• **Work instructions**
Wherever the word "φυτὸν" turns up in a line of the entries, copy that line.

• **Entries provided**
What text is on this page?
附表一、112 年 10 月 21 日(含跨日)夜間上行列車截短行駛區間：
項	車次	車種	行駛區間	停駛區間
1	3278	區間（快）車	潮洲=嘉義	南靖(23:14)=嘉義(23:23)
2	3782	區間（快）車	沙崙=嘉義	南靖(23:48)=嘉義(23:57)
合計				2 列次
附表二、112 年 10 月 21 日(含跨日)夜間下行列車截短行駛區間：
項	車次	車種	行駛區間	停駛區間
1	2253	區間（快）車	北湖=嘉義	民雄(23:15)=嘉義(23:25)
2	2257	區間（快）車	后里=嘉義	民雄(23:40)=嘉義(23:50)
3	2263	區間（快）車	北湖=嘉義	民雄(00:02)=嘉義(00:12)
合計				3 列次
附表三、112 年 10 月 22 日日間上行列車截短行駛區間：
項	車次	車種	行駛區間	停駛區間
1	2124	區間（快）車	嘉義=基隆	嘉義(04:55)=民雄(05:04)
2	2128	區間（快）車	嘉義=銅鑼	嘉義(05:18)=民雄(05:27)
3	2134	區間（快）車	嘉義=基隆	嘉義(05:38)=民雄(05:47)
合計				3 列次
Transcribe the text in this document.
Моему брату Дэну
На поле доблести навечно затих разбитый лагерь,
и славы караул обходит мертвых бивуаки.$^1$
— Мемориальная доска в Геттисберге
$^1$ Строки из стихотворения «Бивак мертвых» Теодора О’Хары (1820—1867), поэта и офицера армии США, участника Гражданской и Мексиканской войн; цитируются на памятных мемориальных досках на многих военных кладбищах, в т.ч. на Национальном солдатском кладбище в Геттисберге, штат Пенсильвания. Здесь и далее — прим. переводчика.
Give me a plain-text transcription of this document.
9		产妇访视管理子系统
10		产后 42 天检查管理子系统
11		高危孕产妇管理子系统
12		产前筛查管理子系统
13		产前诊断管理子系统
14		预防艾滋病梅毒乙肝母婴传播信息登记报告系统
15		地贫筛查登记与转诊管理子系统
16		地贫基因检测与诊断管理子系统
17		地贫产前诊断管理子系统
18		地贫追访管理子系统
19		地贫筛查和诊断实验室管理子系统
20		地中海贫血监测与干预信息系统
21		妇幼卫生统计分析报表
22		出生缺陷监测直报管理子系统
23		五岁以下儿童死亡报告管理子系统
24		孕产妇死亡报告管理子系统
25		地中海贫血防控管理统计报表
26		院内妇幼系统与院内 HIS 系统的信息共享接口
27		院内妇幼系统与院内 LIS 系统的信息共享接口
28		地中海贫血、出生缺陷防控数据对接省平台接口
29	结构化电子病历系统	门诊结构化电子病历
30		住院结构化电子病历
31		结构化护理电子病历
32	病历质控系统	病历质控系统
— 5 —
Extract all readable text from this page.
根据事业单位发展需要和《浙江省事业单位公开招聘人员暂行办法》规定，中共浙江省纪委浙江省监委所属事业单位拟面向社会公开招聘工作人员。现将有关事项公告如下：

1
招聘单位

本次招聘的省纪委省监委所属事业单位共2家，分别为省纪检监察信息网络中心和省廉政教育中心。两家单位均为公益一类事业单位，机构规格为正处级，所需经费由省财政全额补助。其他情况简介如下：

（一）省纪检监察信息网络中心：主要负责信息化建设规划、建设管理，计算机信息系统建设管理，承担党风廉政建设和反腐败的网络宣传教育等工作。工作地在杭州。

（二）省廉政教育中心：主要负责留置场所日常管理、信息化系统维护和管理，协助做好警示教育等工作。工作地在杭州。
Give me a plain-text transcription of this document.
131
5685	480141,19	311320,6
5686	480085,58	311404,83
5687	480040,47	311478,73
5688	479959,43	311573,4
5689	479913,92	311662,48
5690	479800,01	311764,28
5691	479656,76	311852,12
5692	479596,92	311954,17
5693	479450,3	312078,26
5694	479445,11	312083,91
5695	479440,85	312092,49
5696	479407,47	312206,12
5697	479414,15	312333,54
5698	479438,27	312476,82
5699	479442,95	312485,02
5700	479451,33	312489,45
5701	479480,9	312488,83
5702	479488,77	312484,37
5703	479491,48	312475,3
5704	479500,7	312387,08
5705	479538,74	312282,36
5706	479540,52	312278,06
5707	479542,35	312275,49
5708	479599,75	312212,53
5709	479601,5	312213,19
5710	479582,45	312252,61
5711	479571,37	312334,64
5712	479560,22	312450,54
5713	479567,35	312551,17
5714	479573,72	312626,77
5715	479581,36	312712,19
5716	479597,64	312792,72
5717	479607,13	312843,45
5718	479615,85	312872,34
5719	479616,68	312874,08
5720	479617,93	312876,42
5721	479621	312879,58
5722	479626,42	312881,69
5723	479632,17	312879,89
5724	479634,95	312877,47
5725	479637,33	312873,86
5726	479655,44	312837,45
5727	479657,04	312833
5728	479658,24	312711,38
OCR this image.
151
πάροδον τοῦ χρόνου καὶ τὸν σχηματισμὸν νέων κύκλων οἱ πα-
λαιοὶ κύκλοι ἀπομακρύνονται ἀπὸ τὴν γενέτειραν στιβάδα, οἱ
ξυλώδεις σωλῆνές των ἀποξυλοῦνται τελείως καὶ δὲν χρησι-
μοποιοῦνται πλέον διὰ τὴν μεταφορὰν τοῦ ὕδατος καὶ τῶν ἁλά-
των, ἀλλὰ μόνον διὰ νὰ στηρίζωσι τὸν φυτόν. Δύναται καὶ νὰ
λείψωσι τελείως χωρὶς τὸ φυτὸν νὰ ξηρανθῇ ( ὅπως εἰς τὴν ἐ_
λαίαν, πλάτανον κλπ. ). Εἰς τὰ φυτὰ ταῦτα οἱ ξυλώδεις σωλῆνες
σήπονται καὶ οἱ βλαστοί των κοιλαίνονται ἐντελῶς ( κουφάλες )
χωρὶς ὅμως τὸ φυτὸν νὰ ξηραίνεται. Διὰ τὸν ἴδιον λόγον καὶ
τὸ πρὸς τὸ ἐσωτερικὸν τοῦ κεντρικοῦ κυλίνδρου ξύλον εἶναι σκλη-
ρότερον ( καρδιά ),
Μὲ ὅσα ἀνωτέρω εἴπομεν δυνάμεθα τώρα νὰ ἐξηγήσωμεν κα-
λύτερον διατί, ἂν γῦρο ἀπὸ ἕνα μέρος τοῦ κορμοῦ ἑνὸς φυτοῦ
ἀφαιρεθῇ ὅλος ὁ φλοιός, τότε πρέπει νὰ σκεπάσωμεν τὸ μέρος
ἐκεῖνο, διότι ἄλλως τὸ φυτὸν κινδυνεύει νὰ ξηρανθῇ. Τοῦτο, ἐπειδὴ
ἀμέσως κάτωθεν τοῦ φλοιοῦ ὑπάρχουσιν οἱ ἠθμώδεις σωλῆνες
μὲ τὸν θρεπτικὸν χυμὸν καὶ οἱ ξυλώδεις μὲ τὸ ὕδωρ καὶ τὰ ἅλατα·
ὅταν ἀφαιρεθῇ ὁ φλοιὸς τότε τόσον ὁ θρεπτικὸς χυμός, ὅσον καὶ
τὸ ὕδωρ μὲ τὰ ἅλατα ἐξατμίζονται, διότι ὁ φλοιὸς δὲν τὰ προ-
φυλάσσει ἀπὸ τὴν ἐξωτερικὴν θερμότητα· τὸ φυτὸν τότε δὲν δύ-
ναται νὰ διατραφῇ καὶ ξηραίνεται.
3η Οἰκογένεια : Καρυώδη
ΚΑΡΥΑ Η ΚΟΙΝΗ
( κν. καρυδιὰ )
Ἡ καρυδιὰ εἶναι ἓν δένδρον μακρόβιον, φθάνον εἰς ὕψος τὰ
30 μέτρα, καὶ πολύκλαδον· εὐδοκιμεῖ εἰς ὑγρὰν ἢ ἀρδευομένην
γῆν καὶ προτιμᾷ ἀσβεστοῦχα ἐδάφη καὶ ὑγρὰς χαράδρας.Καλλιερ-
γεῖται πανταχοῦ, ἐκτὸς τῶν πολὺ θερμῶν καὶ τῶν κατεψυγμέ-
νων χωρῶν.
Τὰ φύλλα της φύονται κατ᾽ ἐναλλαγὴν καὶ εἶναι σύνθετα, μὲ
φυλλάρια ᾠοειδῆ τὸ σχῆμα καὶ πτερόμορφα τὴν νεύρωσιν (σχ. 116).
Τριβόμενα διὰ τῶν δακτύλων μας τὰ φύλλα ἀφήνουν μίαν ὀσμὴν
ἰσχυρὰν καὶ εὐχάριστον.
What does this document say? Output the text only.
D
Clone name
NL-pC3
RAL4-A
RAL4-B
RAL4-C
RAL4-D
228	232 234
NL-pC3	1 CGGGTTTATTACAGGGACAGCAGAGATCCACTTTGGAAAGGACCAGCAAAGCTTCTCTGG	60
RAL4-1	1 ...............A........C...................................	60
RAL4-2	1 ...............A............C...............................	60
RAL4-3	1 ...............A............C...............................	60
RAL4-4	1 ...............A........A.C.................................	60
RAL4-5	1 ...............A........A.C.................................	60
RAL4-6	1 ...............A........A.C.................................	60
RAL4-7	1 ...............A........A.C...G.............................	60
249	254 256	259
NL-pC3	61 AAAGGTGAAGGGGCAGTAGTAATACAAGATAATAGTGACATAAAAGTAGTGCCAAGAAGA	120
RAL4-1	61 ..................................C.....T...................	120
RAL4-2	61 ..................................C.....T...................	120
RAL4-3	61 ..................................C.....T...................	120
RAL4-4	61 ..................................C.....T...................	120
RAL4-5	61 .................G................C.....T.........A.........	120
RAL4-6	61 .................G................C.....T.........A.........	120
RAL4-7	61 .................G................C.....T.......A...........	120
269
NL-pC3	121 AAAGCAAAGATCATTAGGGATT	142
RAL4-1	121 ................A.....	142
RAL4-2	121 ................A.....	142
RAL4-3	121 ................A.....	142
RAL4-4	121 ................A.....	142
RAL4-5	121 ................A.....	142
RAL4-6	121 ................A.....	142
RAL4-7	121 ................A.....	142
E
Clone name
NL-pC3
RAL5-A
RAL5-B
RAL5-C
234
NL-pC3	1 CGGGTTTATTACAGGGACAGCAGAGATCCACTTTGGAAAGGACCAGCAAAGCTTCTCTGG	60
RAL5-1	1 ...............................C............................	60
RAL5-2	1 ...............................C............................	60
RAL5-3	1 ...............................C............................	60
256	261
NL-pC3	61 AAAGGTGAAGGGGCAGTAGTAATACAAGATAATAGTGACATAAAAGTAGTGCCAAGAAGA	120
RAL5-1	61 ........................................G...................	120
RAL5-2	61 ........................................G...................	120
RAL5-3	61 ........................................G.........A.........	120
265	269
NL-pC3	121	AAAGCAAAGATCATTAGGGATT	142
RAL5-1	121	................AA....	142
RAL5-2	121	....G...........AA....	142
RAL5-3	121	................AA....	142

• **Answer**
λείψωσι τελείως χωρὶς τὸ φυτὸν νὰ ξηρανθῇ ( ὅπως εἰς τὴν ἐ_
χωρὶς ὅμως τὸ φυτὸν νὰ ξηραίνεται. Διὰ τὸν ἴδιον λόγον καὶ
ἐκεῖνο, διότι ἄλλως τὸ φυτὸν κινδυνεύει νὰ ξηρανθῇ. Τοῦτο, ἐπειδὴ
φυλάσσει ἀπὸ τὴν ἐξωτερικὴν θερμότητα· τὸ φυτὸν τότε δὲν δύ-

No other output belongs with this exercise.